> [To be done]
Look through the records below, and copy out every line that holds the string "silencio".

> [Entries shown]
::::

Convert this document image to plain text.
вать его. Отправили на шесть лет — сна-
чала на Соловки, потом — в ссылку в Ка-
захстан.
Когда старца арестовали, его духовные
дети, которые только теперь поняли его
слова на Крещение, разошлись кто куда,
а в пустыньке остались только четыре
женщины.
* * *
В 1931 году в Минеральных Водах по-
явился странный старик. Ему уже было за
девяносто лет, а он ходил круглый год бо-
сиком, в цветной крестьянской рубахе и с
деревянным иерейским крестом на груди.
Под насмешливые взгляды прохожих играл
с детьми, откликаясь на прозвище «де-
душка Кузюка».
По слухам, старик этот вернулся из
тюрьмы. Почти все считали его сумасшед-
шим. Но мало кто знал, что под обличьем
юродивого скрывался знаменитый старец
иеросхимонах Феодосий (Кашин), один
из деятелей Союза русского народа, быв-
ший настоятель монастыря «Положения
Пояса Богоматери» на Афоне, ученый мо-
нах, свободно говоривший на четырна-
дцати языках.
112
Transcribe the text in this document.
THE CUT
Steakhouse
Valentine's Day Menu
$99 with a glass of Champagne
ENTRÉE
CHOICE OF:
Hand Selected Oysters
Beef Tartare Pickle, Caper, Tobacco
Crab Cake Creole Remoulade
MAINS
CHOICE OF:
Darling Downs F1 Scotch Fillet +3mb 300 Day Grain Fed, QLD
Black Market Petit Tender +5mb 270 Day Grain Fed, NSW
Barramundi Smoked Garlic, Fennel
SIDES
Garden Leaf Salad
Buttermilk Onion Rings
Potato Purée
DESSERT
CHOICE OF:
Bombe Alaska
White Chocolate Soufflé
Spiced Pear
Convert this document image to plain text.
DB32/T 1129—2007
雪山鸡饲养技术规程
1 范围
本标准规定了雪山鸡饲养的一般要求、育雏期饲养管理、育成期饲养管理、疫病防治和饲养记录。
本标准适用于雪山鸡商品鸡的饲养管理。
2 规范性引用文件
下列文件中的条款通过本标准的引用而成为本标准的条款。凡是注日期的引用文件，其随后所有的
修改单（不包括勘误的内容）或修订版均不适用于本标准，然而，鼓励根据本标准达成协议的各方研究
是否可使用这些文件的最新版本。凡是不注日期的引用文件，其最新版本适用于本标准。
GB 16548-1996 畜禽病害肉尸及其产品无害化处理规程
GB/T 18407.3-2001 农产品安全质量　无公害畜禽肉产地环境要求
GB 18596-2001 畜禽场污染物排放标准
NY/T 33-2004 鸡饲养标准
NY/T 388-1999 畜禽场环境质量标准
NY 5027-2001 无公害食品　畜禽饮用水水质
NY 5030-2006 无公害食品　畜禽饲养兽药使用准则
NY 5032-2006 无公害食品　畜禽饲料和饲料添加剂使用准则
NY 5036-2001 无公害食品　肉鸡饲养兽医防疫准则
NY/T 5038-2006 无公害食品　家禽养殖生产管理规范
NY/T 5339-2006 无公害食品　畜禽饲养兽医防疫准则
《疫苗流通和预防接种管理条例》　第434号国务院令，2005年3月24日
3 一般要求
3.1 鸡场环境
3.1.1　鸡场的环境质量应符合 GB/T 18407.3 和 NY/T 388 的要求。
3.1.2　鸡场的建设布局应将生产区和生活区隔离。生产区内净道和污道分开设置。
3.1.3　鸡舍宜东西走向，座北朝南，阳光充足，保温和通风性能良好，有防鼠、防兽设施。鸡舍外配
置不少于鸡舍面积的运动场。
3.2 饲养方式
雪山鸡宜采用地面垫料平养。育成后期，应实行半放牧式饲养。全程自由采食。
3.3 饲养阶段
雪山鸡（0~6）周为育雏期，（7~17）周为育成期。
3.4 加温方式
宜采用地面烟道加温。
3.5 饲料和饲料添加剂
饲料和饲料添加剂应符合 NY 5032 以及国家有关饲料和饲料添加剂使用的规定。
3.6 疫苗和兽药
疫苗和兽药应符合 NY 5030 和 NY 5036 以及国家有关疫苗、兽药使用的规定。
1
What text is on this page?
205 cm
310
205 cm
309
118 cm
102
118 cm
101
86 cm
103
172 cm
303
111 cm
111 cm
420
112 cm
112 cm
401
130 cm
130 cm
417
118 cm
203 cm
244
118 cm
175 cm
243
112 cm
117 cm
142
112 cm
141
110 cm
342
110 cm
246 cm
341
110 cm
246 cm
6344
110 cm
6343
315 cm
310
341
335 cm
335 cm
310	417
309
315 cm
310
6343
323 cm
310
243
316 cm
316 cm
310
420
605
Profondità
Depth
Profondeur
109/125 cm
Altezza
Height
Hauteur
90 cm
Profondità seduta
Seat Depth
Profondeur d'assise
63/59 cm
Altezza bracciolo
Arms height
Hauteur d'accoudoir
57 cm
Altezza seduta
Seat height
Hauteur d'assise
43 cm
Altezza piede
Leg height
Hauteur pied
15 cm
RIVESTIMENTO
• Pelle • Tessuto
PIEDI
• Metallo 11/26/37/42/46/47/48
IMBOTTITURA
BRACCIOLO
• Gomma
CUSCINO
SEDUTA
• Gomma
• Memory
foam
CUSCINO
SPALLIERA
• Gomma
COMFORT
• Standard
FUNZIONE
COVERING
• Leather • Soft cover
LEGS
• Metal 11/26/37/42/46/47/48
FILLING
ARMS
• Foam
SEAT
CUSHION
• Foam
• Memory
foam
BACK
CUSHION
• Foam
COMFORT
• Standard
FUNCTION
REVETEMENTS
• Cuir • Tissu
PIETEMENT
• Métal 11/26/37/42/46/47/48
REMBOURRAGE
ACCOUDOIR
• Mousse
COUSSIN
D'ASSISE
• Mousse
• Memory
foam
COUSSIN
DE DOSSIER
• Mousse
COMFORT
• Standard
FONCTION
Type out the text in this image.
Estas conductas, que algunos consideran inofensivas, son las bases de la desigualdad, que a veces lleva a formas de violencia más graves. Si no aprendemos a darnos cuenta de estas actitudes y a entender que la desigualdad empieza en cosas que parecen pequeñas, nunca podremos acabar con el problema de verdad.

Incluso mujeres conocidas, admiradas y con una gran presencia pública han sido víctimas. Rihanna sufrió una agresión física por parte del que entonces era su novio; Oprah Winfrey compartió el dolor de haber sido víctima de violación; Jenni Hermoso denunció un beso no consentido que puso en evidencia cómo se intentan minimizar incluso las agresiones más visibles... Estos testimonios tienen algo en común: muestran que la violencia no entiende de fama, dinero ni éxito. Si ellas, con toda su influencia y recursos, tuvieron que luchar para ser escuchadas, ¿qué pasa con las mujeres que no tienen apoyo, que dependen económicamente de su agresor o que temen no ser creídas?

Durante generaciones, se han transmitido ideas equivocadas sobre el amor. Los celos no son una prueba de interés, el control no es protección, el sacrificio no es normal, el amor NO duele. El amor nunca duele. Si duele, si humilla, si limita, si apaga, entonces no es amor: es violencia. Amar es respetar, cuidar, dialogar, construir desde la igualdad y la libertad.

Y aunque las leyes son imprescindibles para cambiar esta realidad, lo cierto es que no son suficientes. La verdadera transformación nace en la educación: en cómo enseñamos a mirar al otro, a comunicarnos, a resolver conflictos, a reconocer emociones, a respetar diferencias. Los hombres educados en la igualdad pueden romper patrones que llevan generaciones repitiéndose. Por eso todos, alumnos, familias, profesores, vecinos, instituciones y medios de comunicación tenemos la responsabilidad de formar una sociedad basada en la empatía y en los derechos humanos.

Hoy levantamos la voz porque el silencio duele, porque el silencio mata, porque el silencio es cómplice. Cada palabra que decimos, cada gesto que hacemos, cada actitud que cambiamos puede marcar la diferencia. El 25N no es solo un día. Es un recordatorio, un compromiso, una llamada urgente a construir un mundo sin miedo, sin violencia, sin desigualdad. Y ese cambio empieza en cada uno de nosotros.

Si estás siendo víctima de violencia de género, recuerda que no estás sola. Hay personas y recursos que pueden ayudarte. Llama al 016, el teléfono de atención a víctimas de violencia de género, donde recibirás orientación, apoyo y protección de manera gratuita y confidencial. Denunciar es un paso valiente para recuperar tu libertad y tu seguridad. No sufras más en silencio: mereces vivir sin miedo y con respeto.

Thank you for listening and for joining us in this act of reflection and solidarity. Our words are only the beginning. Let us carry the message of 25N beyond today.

::::

> [Completed task]
Hoy levantamos la voz porque el silencio duele, porque el silencio mata, porque el silencio es cómplice. Cada palabra que decimos, cada gesto que hacemos, cada actitud que cambiamos puede marcar la diferencia. El 25N no es solo un día. Es un recordatorio, un compromiso, una llamada urgente a construir un mundo sin miedo, sin violencia, sin desigualdad. Y ese cambio empieza en cada uno de nosotros.
Si estás siendo víctima de violencia de género, recuerda que no estás sola. Hay personas y recursos que pueden ayudarte. Llama al 016, el teléfono de atención a víctimas de violencia de género, donde recibirás orientación, apoyo y protección de manera gratuita y confidencial. Denunciar es un paso valiente para recuperar tu libertad y tu seguridad. No sufras más en silencio: mereces vivir sin miedo y con respeto.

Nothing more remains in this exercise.